──────── RECORDS FOR THE TASK ────────

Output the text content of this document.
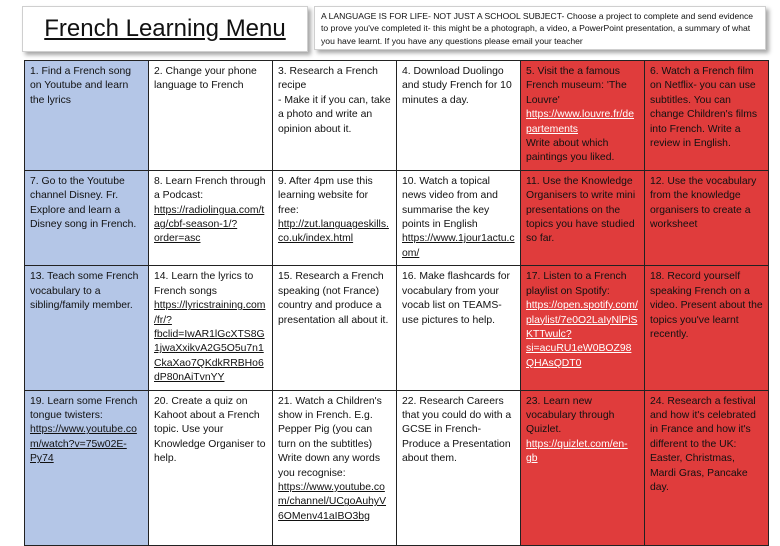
French Learning Menu	A LANGUAGE IS FOR LIFE- NOT JUST A SCHOOL SUBJECT- Choose a project to complete and send evidence to prove you've completed it- this might be a photograph, a video, a PowerPoint presentation, a summary of what you have learnt. If you have any questions please email your teacher
1. Find a French song on Youtube and learn the lyrics	2. Change your phone language to French	3. Research a French recipe
- Make it if you can, take a photo and write an opinion about it.	4. Download Duolingo and study French for 10 minutes a day.	5. Visit the a famous French museum: 'The Louvre'
https://www.louvre.fr/departements
Write about which paintings you liked.	6. Watch a French film on Netflix- you can use subtitles. You can change Children's films into French. Write a review in English.

7. Go to the Youtube channel Disney. Fr. Explore and learn a Disney song in French.	8. Learn French through a Podcast:
https://radiolingua.com/tag/cbf-season-1/?order=asc	9. After 4pm use this learning website for free:
http://zut.languageskills.co.uk/index.html	10. Watch a topical news video from and summarise the key points in English
https://www.1jour1actu.com/	11. Use the Knowledge Organisers to write mini presentations on the topics you have studied so far.	12. Use the vocabulary from the knowledge organisers to create a worksheet

13. Teach some French vocabulary to a sibling/family member.	14. Learn the lyrics to French songs
https://lyricstraining.com/fr/?fbclid=IwAR1lGcXTS8G1jwaXxikvA2G5O5u7n1CkaXao7QKdkRRBHo6dP80nAiTvnYY	15. Research a French speaking (not France) country and produce a presentation all about it.	16. Make flashcards for vocabulary from your vocab list on TEAMS- use pictures to help.	17. Listen to a French playlist on Spotify:
https://open.spotify.com/playlist/7e0O2LaIyNlPiSKTTwulc?si=acuRU1eW0BOZ98QHAsQDT0	18. Record yourself speaking French on a video. Present about the topics you've learnt recently.

19. Learn some French tongue twisters:
https://www.youtube.com/watch?v=75w02E-Py74	20. Create a quiz on Kahoot about a French topic. Use your Knowledge Organiser to help.	21. Watch a Children's show in French. E.g. Pepper Pig (you can turn on the subtitles) Write down any words you recognise:
https://www.youtube.com/channel/UCgoAuhyV6OMenv41aIBO3bg	22. Research Careers that you could do with a GCSE in French- Produce a Presentation about them.	23. Learn new vocabulary through Quizlet.
https://quizlet.com/en-gb	24. Research a festival and how it's celebrated in France and how it's different to the UK: Easter, Christmas, Mardi Gras, Pancake day.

────────

INSTRUCTION =>
Would you mind returning each entry above word for word, skipping the images?

FINISHED EXERCISE =>
Output the text content of this document.
French Learning Menu	A LANGUAGE IS FOR LIFE- NOT JUST A SCHOOL SUBJECT- Choose a project to complete and send evidence to prove you've completed it- this might be a photograph, a video, a PowerPoint presentation, a summary of what you have learnt. If you have any questions please email your teacher
1. Find a French song on Youtube and learn the lyrics	2. Change your phone language to French	3. Research a French recipe
- Make it if you can, take a photo and write an opinion about it.	4. Download Duolingo and study French for 10 minutes a day.	5. Visit the a famous French museum: 'The Louvre'
https://www.louvre.fr/departements
Write about which paintings you liked.	6. Watch a French film on Netflix- you can use subtitles. You can change Children's films into French. Write a review in English.

7. Go to the Youtube channel Disney. Fr. Explore and learn a Disney song in French.	8. Learn French through a Podcast:
https://radiolingua.com/tag/cbf-season-1/?order=asc	9. After 4pm use this learning website for free:
http://zut.languageskills.co.uk/index.html	10. Watch a topical news video from and summarise the key points in English
https://www.1jour1actu.com/	11. Use the Knowledge Organisers to write mini presentations on the topics you have studied so far.	12. Use the vocabulary from the knowledge organisers to create a worksheet

13. Teach some French vocabulary to a sibling/family member.	14. Learn the lyrics to French songs
https://lyricstraining.com/fr/?fbclid=IwAR1lGcXTS8G1jwaXxikvA2G5O5u7n1CkaXao7QKdkRRBHo6dP80nAiTvnYY	15. Research a French speaking (not France) country and produce a presentation all about it.	16. Make flashcards for vocabulary from your vocab list on TEAMS- use pictures to help.	17. Listen to a French playlist on Spotify:
https://open.spotify.com/playlist/7e0O2LaIyNlPiSKTTwulc?si=acuRU1eW0BOZ98QHAsQDT0	18. Record yourself speaking French on a video. Present about the topics you've learnt recently.

19. Learn some French tongue twisters:
https://www.youtube.com/watch?v=75w02E-Py74	20. Create a quiz on Kahoot about a French topic. Use your Knowledge Organiser to help.	21. Watch a Children's show in French. E.g. Pepper Pig (you can turn on the subtitles) Write down any words you recognise:
https://www.youtube.com/channel/UCgoAuhyV6OMenv41aIBO3bg	22. Research Careers that you could do with a GCSE in French- Produce a Presentation about them.	23. Learn new vocabulary through Quizlet.
https://quizlet.com/en-gb	24. Research a festival and how it's celebrated in France and how it's different to the UK: Easter, Christmas, Mardi Gras, Pancake day.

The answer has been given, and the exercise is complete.